## [Given instruction A]
In the fake news classifier package description, how many machine learning models were selected for the project?
## [Given instruction B]
Using the fake news classifier package description, explain what the package or console application form of the final implementation lets its users do.

## [Text provided]
Metadata-Version: 2.1
Name: FakeNewsClassifier
Version: 0.0.22
Summary: Simple fake news classifier package created for bachelor's thesis 'Detection of Fake News Using Machine Learning'.
Author-email: Matej Koreň <xkoren10@stud.fit.vutbr.cz>
Project-URL: Homepage, https://github.com/xkoren10/BP-2022-23
Classifier: Programming Language :: Python :: 3
Classifier: License :: OSI Approved :: MIT License
Classifier: Operating System :: OS Independent
Requires-Python: >=3.7
Description-Content-Type: text/markdown
License-File: LICENSE

# Detection of Fake News Using Machine Learning
## Bachelor's thesis
### Author: Matej Koreň, 2022
### Brno University of Technology
### Faculty of Information Technology

## Introduction

This project focuses on the use of machine learning in fake news detection. For this purpose, four models have been selected -- Bayesian, Decision Tree, Support Vector Machine and a Neural network. In five experiments on various datasets, these models were trained, tested, evaluated and compared with state-of-the-art methods. Final implementation is in the form of a package (or console application), which allows it's users to replicate this procedure with their own data.

## [Supplied data]
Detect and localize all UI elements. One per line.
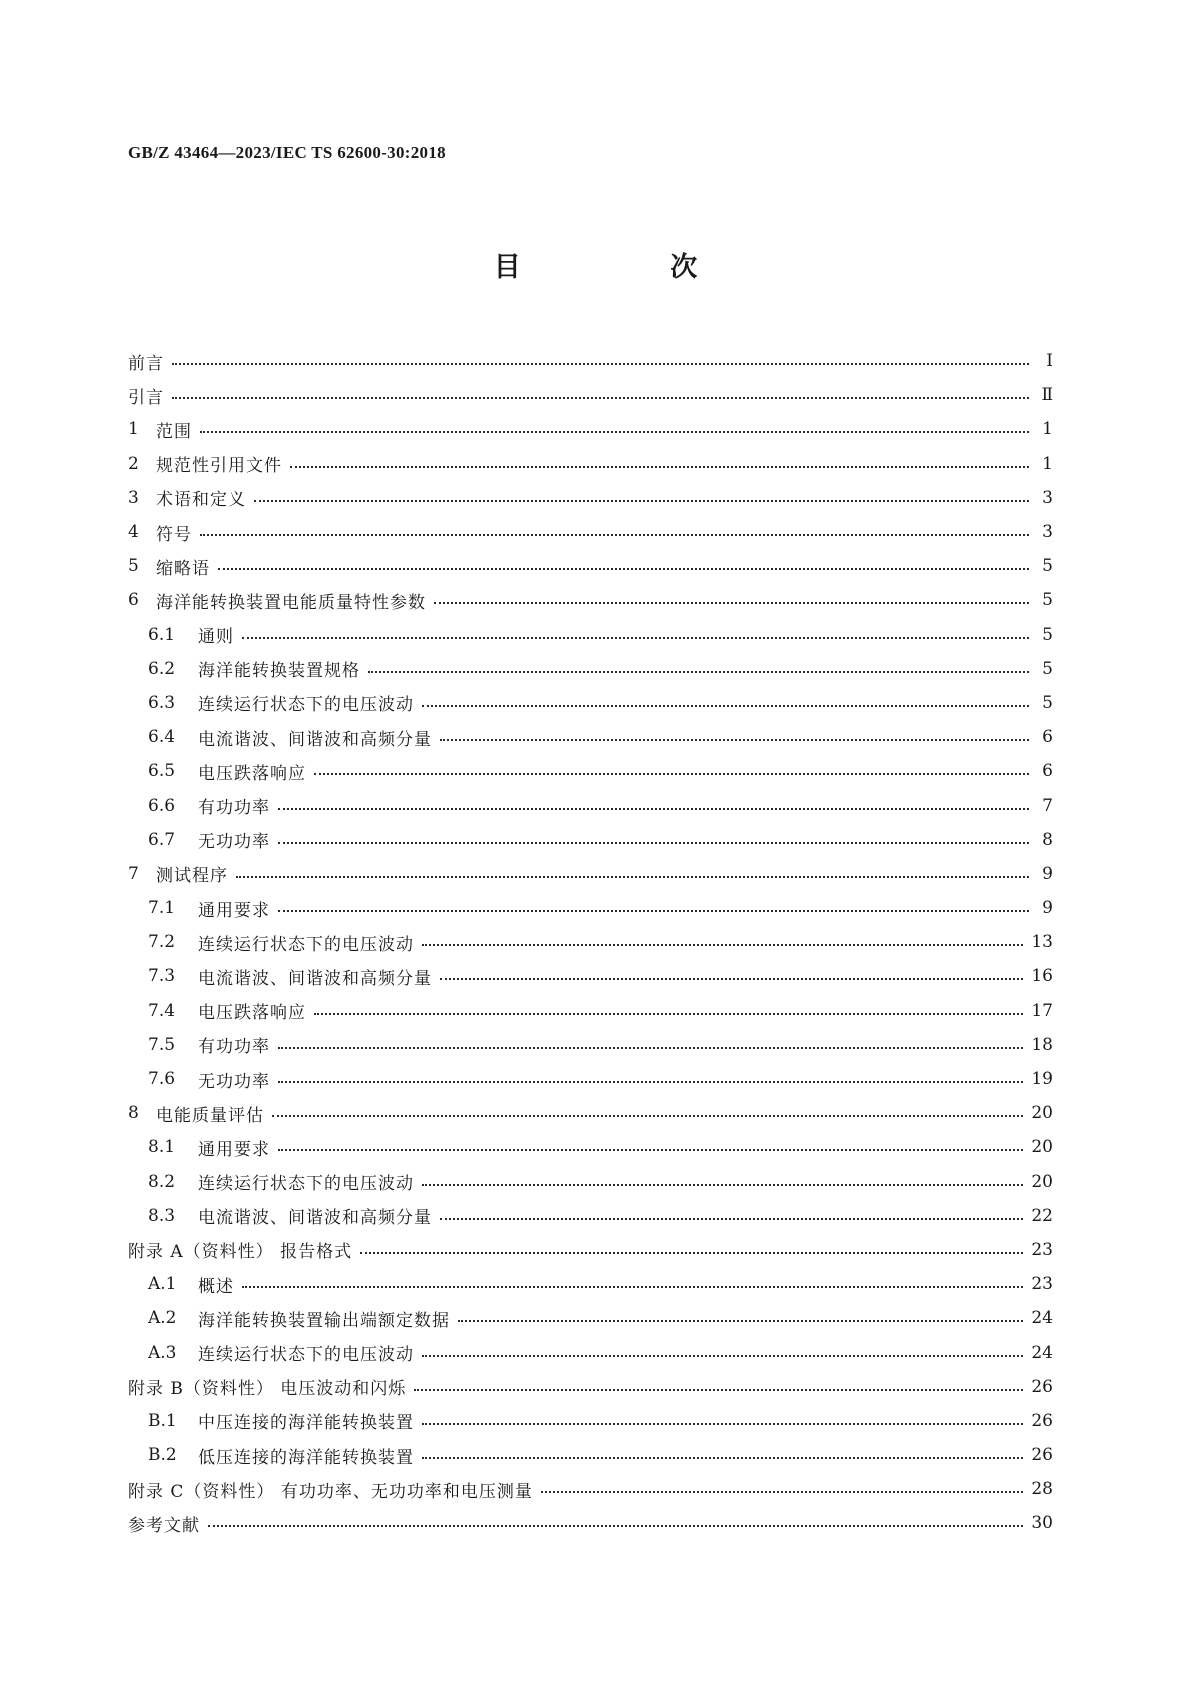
toc-entry-number: 7.2 bbox=[148, 932, 176, 953]
toc-entry[interactable] bbox=[128, 925, 1053, 959]
toc-entry-page: 5 bbox=[1042, 692, 1053, 713]
toc-entry-label: 附录 B（资料性） 电压波动和闪烁 bbox=[128, 1379, 407, 1400]
toc-entry-number: 8 bbox=[128, 1103, 139, 1124]
toc-dot-leader bbox=[422, 705, 1029, 707]
toc-entry-label: 有功功率 bbox=[198, 798, 270, 819]
toc-entry-label: 符号 bbox=[156, 524, 192, 545]
toc-entry[interactable] bbox=[128, 1165, 1053, 1199]
toc-entry-label: 海洋能转换装置电能质量特性参数 bbox=[156, 592, 426, 613]
toc-entry-number: 6.3 bbox=[148, 692, 176, 713]
toc-dot-leader bbox=[314, 1013, 1023, 1015]
toc-entry-label: 电流谐波、间谐波和高频分量 bbox=[198, 1208, 432, 1229]
toc-entry-page: 5 bbox=[1042, 590, 1053, 611]
toc-entry[interactable] bbox=[128, 720, 1053, 754]
table-of-contents bbox=[128, 344, 1053, 1541]
toc-entry[interactable] bbox=[128, 1028, 1053, 1062]
toc-entry-label: 连续运行状态下的电压波动 bbox=[198, 1345, 414, 1366]
toc-dot-leader bbox=[278, 1149, 1023, 1151]
toc-entry[interactable] bbox=[128, 378, 1053, 412]
toc-entry-number: 6.5 bbox=[148, 761, 176, 782]
toc-entry-page: 5 bbox=[1042, 658, 1053, 679]
toc-dot-leader bbox=[278, 842, 1029, 844]
toc-entry[interactable] bbox=[128, 1506, 1053, 1540]
toc-dot-leader bbox=[272, 1115, 1023, 1117]
toc-entry[interactable] bbox=[128, 652, 1053, 686]
toc-entry-number: A.3 bbox=[148, 1342, 177, 1363]
toc-entry-page: 5 bbox=[1042, 556, 1053, 577]
toc-entry-label: 电能质量评估 bbox=[156, 1105, 264, 1126]
toc-entry-label: 测试程序 bbox=[156, 866, 228, 887]
toc-entry[interactable] bbox=[128, 1404, 1053, 1438]
toc-dot-leader bbox=[368, 671, 1029, 673]
toc-dot-leader bbox=[200, 534, 1029, 536]
toc-entry[interactable] bbox=[128, 447, 1053, 481]
toc-entry[interactable] bbox=[128, 994, 1053, 1028]
toc-entry-page: Ⅱ bbox=[1041, 385, 1053, 406]
toc-entry-page: 5 bbox=[1042, 624, 1053, 645]
toc-entry[interactable] bbox=[128, 344, 1053, 378]
toc-dot-leader bbox=[422, 944, 1023, 946]
toc-entry-number: 7.5 bbox=[148, 1034, 176, 1055]
toc-entry-label: 无功功率 bbox=[198, 1071, 270, 1092]
toc-entry[interactable] bbox=[128, 481, 1053, 515]
toc-entry-page: 20 bbox=[1031, 1103, 1053, 1124]
toc-entry[interactable] bbox=[128, 857, 1053, 891]
toc-entry-label: 参考文献 bbox=[128, 1515, 200, 1536]
toc-entry-number: B.2 bbox=[148, 1445, 177, 1466]
toc-entry-number: 5 bbox=[128, 556, 139, 577]
toc-entry-page: 26 bbox=[1031, 1445, 1053, 1466]
toc-entry-label: 无功功率 bbox=[198, 832, 270, 853]
toc-entry-page: 23 bbox=[1031, 1274, 1053, 1295]
toc-entry[interactable] bbox=[128, 1062, 1053, 1096]
toc-entry-number: 6 bbox=[128, 590, 139, 611]
toc-entry-page: 1 bbox=[1042, 453, 1053, 474]
toc-entry-page: 23 bbox=[1031, 1239, 1053, 1260]
toc-entry-number: 1 bbox=[128, 419, 139, 440]
toc-entry-page: 3 bbox=[1042, 487, 1053, 508]
toc-entry[interactable] bbox=[128, 583, 1053, 617]
toc-dot-leader bbox=[422, 1355, 1023, 1357]
page-title: 目 次 bbox=[493, 252, 768, 283]
toc-entry-page: 26 bbox=[1031, 1410, 1053, 1431]
toc-dot-leader bbox=[242, 1286, 1023, 1288]
toc-entry-number: 7.3 bbox=[148, 966, 176, 987]
toc-entry-label: 引言 bbox=[128, 387, 164, 408]
toc-dot-leader bbox=[278, 1081, 1023, 1083]
toc-entry[interactable] bbox=[128, 1096, 1053, 1130]
toc-entry-page: 22 bbox=[1031, 1205, 1053, 1226]
toc-entry-number: 6.1 bbox=[148, 624, 176, 645]
toc-entry[interactable] bbox=[128, 412, 1053, 446]
toc-entry-page: 13 bbox=[1031, 932, 1053, 953]
toc-entry-label: 连续运行状态下的电压波动 bbox=[198, 934, 414, 955]
toc-entry-number: 4 bbox=[128, 522, 139, 543]
toc-entry-label: 通用要求 bbox=[198, 1139, 270, 1160]
toc-entry-number: 3 bbox=[128, 487, 139, 508]
toc-entry[interactable] bbox=[128, 788, 1053, 822]
toc-entry-number: A.1 bbox=[148, 1274, 177, 1295]
toc-entry-number: 7.6 bbox=[148, 1069, 176, 1090]
toc-entry-label: 通则 bbox=[198, 627, 234, 648]
toc-dot-leader bbox=[208, 1525, 1023, 1527]
toc-entry-number: 8.2 bbox=[148, 1171, 176, 1192]
toc-entry[interactable] bbox=[128, 1130, 1053, 1164]
toc-entry-page: 18 bbox=[1031, 1034, 1053, 1055]
toc-entry-number: 2 bbox=[128, 453, 139, 474]
toc-entry-number: 7.4 bbox=[148, 1000, 176, 1021]
toc-dot-leader bbox=[440, 978, 1023, 980]
toc-entry[interactable] bbox=[128, 1199, 1053, 1233]
toc-entry-page: 6 bbox=[1042, 727, 1053, 748]
toc-entry[interactable] bbox=[128, 1267, 1053, 1301]
toc-entry-label: 海洋能转换装置规格 bbox=[198, 661, 360, 682]
toc-dot-leader bbox=[242, 637, 1029, 639]
toc-entry-page: 20 bbox=[1031, 1171, 1053, 1192]
toc-entry-label: 电压跌落响应 bbox=[198, 1003, 306, 1024]
toc-entry-page: Ⅰ bbox=[1046, 351, 1053, 372]
toc-entry-number: 6.6 bbox=[148, 795, 176, 816]
toc-entry-label: 术语和定义 bbox=[156, 490, 246, 511]
toc-dot-leader bbox=[458, 1320, 1023, 1322]
toc-entry[interactable] bbox=[128, 1472, 1053, 1506]
toc-entry-page: 6 bbox=[1042, 761, 1053, 782]
toc-dot-leader bbox=[434, 602, 1029, 604]
toc-entry[interactable] bbox=[128, 959, 1053, 993]
toc-entry[interactable] bbox=[128, 686, 1053, 720]
toc-entry[interactable] bbox=[128, 515, 1053, 549]
toc-entry-page: 30 bbox=[1031, 1513, 1053, 1534]
toc-entry-page: 7 bbox=[1042, 795, 1053, 816]
toc-entry-label: 海洋能转换装置输出端额定数据 bbox=[198, 1310, 450, 1331]
toc-dot-leader bbox=[278, 910, 1029, 912]
toc-entry[interactable] bbox=[128, 891, 1053, 925]
toc-dot-leader bbox=[440, 739, 1029, 741]
toc-entry[interactable] bbox=[128, 823, 1053, 857]
toc-entry-page: 9 bbox=[1042, 898, 1053, 919]
toc-entry-number: 7 bbox=[128, 863, 139, 884]
toc-entry-page: 16 bbox=[1031, 966, 1053, 987]
toc-dot-leader bbox=[278, 1047, 1023, 1049]
toc-entry[interactable] bbox=[128, 754, 1053, 788]
toc-entry-number: A.2 bbox=[148, 1308, 177, 1329]
toc-entry-page: 24 bbox=[1031, 1342, 1053, 1363]
toc-entry-label: 缩略语 bbox=[156, 558, 210, 579]
toc-dot-leader bbox=[172, 363, 1029, 365]
toc-entry-page: 28 bbox=[1031, 1479, 1053, 1500]
toc-entry-label: 连续运行状态下的电压波动 bbox=[198, 1174, 414, 1195]
toc-entry-number: 8.3 bbox=[148, 1205, 176, 1226]
toc-dot-leader bbox=[172, 397, 1029, 399]
toc-entry[interactable] bbox=[128, 1370, 1053, 1404]
toc-dot-leader bbox=[422, 1423, 1023, 1425]
toc-entry-label: 电压跌落响应 bbox=[198, 763, 306, 784]
toc-entry-number: 6.4 bbox=[148, 727, 176, 748]
toc-entry-label: 电流谐波、间谐波和高频分量 bbox=[198, 968, 432, 989]
toc-entry-label: 附录 A（资料性） 报告格式 bbox=[128, 1242, 353, 1263]
toc-entry-number: 8.1 bbox=[148, 1137, 176, 1158]
toc-entry-page: 19 bbox=[1031, 1069, 1053, 1090]
toc-entry-number: 7.1 bbox=[148, 898, 176, 919]
toc-dot-leader bbox=[218, 568, 1029, 570]
toc-entry[interactable] bbox=[128, 1335, 1053, 1369]
toc-entry[interactable] bbox=[128, 1301, 1053, 1335]
toc-dot-leader bbox=[360, 1252, 1023, 1254]
toc-dot-leader bbox=[200, 431, 1029, 433]
toc-dot-leader bbox=[314, 773, 1029, 775]
toc-entry-label: 连续运行状态下的电压波动 bbox=[198, 695, 414, 716]
toc-entry-label: 低压连接的海洋能转换装置 bbox=[198, 1447, 414, 1468]
toc-entry-label: 规范性引用文件 bbox=[156, 456, 282, 477]
toc-entry-label: 中压连接的海洋能转换装置 bbox=[198, 1413, 414, 1434]
toc-entry-number: B.1 bbox=[148, 1410, 177, 1431]
toc-entry-label: 概述 bbox=[198, 1276, 234, 1297]
toc-dot-leader bbox=[414, 1389, 1023, 1391]
toc-entry-label: 附录 C（资料性） 有功功率、无功功率和电压测量 bbox=[128, 1481, 533, 1502]
toc-entry-page: 3 bbox=[1042, 522, 1053, 543]
toc-entry-page: 20 bbox=[1031, 1137, 1053, 1158]
standard-code: GB/Z 43464—2023/IEC TS 62600-30:2018 bbox=[128, 143, 446, 162]
toc-dot-leader bbox=[278, 808, 1029, 810]
toc-dot-leader bbox=[236, 876, 1029, 878]
toc-entry-label: 有功功率 bbox=[198, 1037, 270, 1058]
toc-dot-leader bbox=[422, 1457, 1023, 1459]
toc-entry-page: 1 bbox=[1042, 419, 1053, 440]
toc-dot-leader bbox=[254, 500, 1029, 502]
toc-entry-label: 前言 bbox=[128, 353, 164, 374]
toc-entry-page: 24 bbox=[1031, 1308, 1053, 1329]
toc-entry-label: 电流谐波、间谐波和高频分量 bbox=[198, 729, 432, 750]
toc-dot-leader bbox=[440, 1218, 1023, 1220]
toc-entry-page: 26 bbox=[1031, 1376, 1053, 1397]
toc-entry[interactable] bbox=[128, 618, 1053, 652]
toc-dot-leader bbox=[290, 466, 1029, 468]
toc-entry-number: 6.7 bbox=[148, 829, 176, 850]
toc-entry-number: 6.2 bbox=[148, 658, 176, 679]
toc-entry[interactable] bbox=[128, 1233, 1053, 1267]
toc-dot-leader bbox=[541, 1491, 1024, 1493]
toc-entry-page: 9 bbox=[1042, 863, 1053, 884]
toc-entry[interactable] bbox=[128, 1438, 1053, 1472]
toc-entry-label: 通用要求 bbox=[198, 900, 270, 921]
toc-entry-page: 8 bbox=[1042, 829, 1053, 850]
toc-dot-leader bbox=[422, 1184, 1023, 1186]
toc-entry-page: 17 bbox=[1031, 1000, 1053, 1021]
toc-entry[interactable] bbox=[128, 549, 1053, 583]
toc-entry-label: 范围 bbox=[156, 421, 192, 442]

## [Correct output A]
Four models were selected: Bayesian, Decision Tree, Support Vector Machine, and a Neural network.

## [Correct output B]
The final implementation is a package or console application so that users can replicate the project's procedure with their own data. That procedure is training, testing, and evaluating the models and comparing them with state-of-the-art methods.